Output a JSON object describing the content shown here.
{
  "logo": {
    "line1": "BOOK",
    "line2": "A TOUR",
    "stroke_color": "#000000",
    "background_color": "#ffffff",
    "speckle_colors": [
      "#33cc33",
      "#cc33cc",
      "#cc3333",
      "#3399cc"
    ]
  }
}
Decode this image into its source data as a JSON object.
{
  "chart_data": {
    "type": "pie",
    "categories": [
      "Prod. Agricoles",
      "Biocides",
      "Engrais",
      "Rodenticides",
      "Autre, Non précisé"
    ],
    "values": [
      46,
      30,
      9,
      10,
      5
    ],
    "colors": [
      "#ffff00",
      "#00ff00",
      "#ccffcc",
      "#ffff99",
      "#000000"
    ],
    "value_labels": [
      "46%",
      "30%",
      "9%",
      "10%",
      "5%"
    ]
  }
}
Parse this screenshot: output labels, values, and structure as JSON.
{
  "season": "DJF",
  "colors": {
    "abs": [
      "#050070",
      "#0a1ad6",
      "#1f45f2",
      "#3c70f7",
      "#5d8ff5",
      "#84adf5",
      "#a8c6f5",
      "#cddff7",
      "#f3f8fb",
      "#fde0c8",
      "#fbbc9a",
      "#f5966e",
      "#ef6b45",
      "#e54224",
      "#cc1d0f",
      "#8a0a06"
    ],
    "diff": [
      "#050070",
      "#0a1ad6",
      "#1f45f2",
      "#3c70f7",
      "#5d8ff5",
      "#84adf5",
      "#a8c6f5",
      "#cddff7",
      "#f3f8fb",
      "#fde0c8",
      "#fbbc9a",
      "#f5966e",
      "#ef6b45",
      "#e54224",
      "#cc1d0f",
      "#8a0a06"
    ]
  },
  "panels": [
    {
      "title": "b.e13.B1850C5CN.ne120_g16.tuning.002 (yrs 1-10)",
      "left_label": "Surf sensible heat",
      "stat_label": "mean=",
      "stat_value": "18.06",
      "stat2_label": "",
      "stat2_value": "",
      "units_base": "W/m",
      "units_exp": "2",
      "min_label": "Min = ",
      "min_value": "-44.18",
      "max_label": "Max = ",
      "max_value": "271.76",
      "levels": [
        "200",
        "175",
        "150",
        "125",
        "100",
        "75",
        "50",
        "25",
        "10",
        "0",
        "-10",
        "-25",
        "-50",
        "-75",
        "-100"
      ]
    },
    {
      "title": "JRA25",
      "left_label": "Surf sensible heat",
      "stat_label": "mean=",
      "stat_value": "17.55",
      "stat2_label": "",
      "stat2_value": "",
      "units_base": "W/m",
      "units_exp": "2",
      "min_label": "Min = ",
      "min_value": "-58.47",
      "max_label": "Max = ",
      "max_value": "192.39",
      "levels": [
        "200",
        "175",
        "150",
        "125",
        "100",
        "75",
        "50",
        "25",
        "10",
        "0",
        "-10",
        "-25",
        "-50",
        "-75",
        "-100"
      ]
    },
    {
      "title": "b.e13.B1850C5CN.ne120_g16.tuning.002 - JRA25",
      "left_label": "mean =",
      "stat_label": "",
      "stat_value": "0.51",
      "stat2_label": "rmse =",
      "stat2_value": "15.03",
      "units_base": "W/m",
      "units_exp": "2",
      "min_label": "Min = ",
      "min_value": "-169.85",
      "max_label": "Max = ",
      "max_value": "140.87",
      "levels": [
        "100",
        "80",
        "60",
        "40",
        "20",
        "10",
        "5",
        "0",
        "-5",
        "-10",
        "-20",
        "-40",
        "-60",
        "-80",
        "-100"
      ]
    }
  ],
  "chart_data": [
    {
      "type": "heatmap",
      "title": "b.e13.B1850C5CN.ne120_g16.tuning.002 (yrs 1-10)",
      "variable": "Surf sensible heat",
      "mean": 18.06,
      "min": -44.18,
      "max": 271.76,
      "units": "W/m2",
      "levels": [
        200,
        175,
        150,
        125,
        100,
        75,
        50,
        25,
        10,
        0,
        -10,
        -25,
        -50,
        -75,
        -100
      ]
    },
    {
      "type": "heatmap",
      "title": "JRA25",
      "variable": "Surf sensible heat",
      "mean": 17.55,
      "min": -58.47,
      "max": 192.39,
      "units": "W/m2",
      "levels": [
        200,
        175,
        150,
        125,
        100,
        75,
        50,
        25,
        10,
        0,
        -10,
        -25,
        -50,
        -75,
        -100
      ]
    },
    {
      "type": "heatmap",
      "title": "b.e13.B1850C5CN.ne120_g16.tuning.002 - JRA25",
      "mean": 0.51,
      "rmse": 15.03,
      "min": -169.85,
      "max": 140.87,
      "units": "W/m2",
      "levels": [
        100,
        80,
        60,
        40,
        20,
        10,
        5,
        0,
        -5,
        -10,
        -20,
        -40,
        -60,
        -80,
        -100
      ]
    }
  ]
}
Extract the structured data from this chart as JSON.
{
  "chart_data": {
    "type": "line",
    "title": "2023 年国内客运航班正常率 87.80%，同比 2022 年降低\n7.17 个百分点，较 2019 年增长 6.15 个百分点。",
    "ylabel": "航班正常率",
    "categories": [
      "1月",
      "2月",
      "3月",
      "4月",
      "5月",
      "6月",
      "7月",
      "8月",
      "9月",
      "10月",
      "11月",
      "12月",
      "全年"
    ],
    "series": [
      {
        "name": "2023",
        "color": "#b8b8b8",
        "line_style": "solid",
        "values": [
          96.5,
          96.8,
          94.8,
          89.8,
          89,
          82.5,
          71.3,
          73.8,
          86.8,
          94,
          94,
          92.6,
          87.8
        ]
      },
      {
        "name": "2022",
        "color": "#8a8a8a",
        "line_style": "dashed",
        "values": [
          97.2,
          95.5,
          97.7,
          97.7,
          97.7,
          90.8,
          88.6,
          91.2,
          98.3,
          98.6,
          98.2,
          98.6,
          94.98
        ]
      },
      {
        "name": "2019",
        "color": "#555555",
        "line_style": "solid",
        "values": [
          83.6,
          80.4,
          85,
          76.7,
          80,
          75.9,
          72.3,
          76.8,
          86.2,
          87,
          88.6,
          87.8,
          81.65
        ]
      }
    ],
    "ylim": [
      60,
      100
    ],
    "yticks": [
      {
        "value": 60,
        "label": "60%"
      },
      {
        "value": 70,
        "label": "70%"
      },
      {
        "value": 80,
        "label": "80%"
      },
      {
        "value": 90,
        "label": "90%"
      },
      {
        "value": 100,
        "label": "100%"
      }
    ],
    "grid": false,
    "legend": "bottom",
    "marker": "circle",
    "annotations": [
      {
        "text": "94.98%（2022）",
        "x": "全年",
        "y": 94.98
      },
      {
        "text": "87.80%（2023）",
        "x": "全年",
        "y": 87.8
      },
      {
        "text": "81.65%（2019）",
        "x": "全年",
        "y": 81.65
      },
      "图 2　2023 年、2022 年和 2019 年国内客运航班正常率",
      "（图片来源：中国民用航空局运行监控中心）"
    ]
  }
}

────────────────────────────────────────

## WHAT NEEDS TO BE DONE
All of the data needs to be reproduced exactly, with no line missing.

## THE OUTPUT
Output a JSON object describing the content shown here.
{
  "logo": {
    "line1": "BOOK",
    "line2": "A TOUR",
    "stroke_color": "#000000",
    "background_color": "#ffffff",
    "speckle_colors": [
      "#33cc33",
      "#cc33cc",
      "#cc3333",
      "#3399cc"
    ]
  }
}
Decode this image into its source data as a JSON object.
{
  "chart_data": {
    "type": "pie",
    "categories": [
      "Prod. Agricoles",
      "Biocides",
      "Engrais",
      "Rodenticides",
      "Autre, Non précisé"
    ],
    "values": [
      46,
      30,
      9,
      10,
      5
    ],
    "colors": [
      "#ffff00",
      "#00ff00",
      "#ccffcc",
      "#ffff99",
      "#000000"
    ],
    "value_labels": [
      "46%",
      "30%",
      "9%",
      "10%",
      "5%"
    ]
  }
}
Parse this screenshot: output labels, values, and structure as JSON.
{
  "season": "DJF",
  "colors": {
    "abs": [
      "#050070",
      "#0a1ad6",
      "#1f45f2",
      "#3c70f7",
      "#5d8ff5",
      "#84adf5",
      "#a8c6f5",
      "#cddff7",
      "#f3f8fb",
      "#fde0c8",
      "#fbbc9a",
      "#f5966e",
      "#ef6b45",
      "#e54224",
      "#cc1d0f",
      "#8a0a06"
    ],
    "diff": [
      "#050070",
      "#0a1ad6",
      "#1f45f2",
      "#3c70f7",
      "#5d8ff5",
      "#84adf5",
      "#a8c6f5",
      "#cddff7",
      "#f3f8fb",
      "#fde0c8",
      "#fbbc9a",
      "#f5966e",
      "#ef6b45",
      "#e54224",
      "#cc1d0f",
      "#8a0a06"
    ]
  },
  "panels": [
    {
      "title": "b.e13.B1850C5CN.ne120_g16.tuning.002 (yrs 1-10)",
      "left_label": "Surf sensible heat",
      "stat_label": "mean=",
      "stat_value": "18.06",
      "stat2_label": "",
      "stat2_value": "",
      "units_base": "W/m",
      "units_exp": "2",
      "min_label": "Min = ",
      "min_value": "-44.18",
      "max_label": "Max = ",
      "max_value": "271.76",
      "levels": [
        "200",
        "175",
        "150",
        "125",
        "100",
        "75",
        "50",
        "25",
        "10",
        "0",
        "-10",
        "-25",
        "-50",
        "-75",
        "-100"
      ]
    },
    {
      "title": "JRA25",
      "left_label": "Surf sensible heat",
      "stat_label": "mean=",
      "stat_value": "17.55",
      "stat2_label": "",
      "stat2_value": "",
      "units_base": "W/m",
      "units_exp": "2",
      "min_label": "Min = ",
      "min_value": "-58.47",
      "max_label": "Max = ",
      "max_value": "192.39",
      "levels": [
        "200",
        "175",
        "150",
        "125",
        "100",
        "75",
        "50",
        "25",
        "10",
        "0",
        "-10",
        "-25",
        "-50",
        "-75",
        "-100"
      ]
    },
    {
      "title": "b.e13.B1850C5CN.ne120_g16.tuning.002 - JRA25",
      "left_label": "mean =",
      "stat_label": "",
      "stat_value": "0.51",
      "stat2_label": "rmse =",
      "stat2_value": "15.03",
      "units_base": "W/m",
      "units_exp": "2",
      "min_label": "Min = ",
      "min_value": "-169.85",
      "max_label": "Max = ",
      "max_value": "140.87",
      "levels": [
        "100",
        "80",
        "60",
        "40",
        "20",
        "10",
        "5",
        "0",
        "-5",
        "-10",
        "-20",
        "-40",
        "-60",
        "-80",
        "-100"
      ]
    }
  ],
  "chart_data": [
    {
      "type": "heatmap",
      "title": "b.e13.B1850C5CN.ne120_g16.tuning.002 (yrs 1-10)",
      "variable": "Surf sensible heat",
      "mean": 18.06,
      "min": -44.18,
      "max": 271.76,
      "units": "W/m2",
      "levels": [
        200,
        175,
        150,
        125,
        100,
        75,
        50,
        25,
        10,
        0,
        -10,
        -25,
        -50,
        -75,
        -100
      ]
    },
    {
      "type": "heatmap",
      "title": "JRA25",
      "variable": "Surf sensible heat",
      "mean": 17.55,
      "min": -58.47,
      "max": 192.39,
      "units": "W/m2",
      "levels": [
        200,
        175,
        150,
        125,
        100,
        75,
        50,
        25,
        10,
        0,
        -10,
        -25,
        -50,
        -75,
        -100
      ]
    },
    {
      "type": "heatmap",
      "title": "b.e13.B1850C5CN.ne120_g16.tuning.002 - JRA25",
      "mean": 0.51,
      "rmse": 15.03,
      "min": -169.85,
      "max": 140.87,
      "units": "W/m2",
      "levels": [
        100,
        80,
        60,
        40,
        20,
        10,
        5,
        0,
        -5,
        -10,
        -20,
        -40,
        -60,
        -80,
        -100
      ]
    }
  ]
}
Extract the structured data from this chart as JSON.
{
  "chart_data": {
    "type": "line",
    "title": "2023 年国内客运航班正常率 87.80%，同比 2022 年降低\n7.17 个百分点，较 2019 年增长 6.15 个百分点。",
    "ylabel": "航班正常率",
    "categories": [
      "1月",
      "2月",
      "3月",
      "4月",
      "5月",
      "6月",
      "7月",
      "8月",
      "9月",
      "10月",
      "11月",
      "12月",
      "全年"
    ],
    "series": [
      {
        "name": "2023",
        "color": "#b8b8b8",
        "line_style": "solid",
        "values": [
          96.5,
          96.8,
          94.8,
          89.8,
          89,
          82.5,
          71.3,
          73.8,
          86.8,
          94,
          94,
          92.6,
          87.8
        ]
      },
      {
        "name": "2022",
        "color": "#8a8a8a",
        "line_style": "dashed",
        "values": [
          97.2,
          95.5,
          97.7,
          97.7,
          97.7,
          90.8,
          88.6,
          91.2,
          98.3,
          98.6,
          98.2,
          98.6,
          94.98
        ]
      },
      {
        "name": "2019",
        "color": "#555555",
        "line_style": "solid",
        "values": [
          83.6,
          80.4,
          85,
          76.7,
          80,
          75.9,
          72.3,
          76.8,
          86.2,
          87,
          88.6,
          87.8,
          81.65
        ]
      }
    ],
    "ylim": [
      60,
      100
    ],
    "yticks": [
      {
        "value": 60,
        "label": "60%"
      },
      {
        "value": 70,
        "label": "70%"
      },
      {
        "value": 80,
        "label": "80%"
      },
      {
        "value": 90,
        "label": "90%"
      },
      {
        "value": 100,
        "label": "100%"
      }
    ],
    "grid": false,
    "legend": "bottom",
    "marker": "circle",
    "annotations": [
      {
        "text": "94.98%（2022）",
        "x": "全年",
        "y": 94.98
      },
      {
        "text": "87.80%（2023）",
        "x": "全年",
        "y": 87.8
      },
      {
        "text": "81.65%（2019）",
        "x": "全年",
        "y": 81.65
      },
      "图 2　2023 年、2022 年和 2019 年国内客运航班正常率",
      "（图片来源：中国民用航空局运行监控中心）"
    ]
  }
}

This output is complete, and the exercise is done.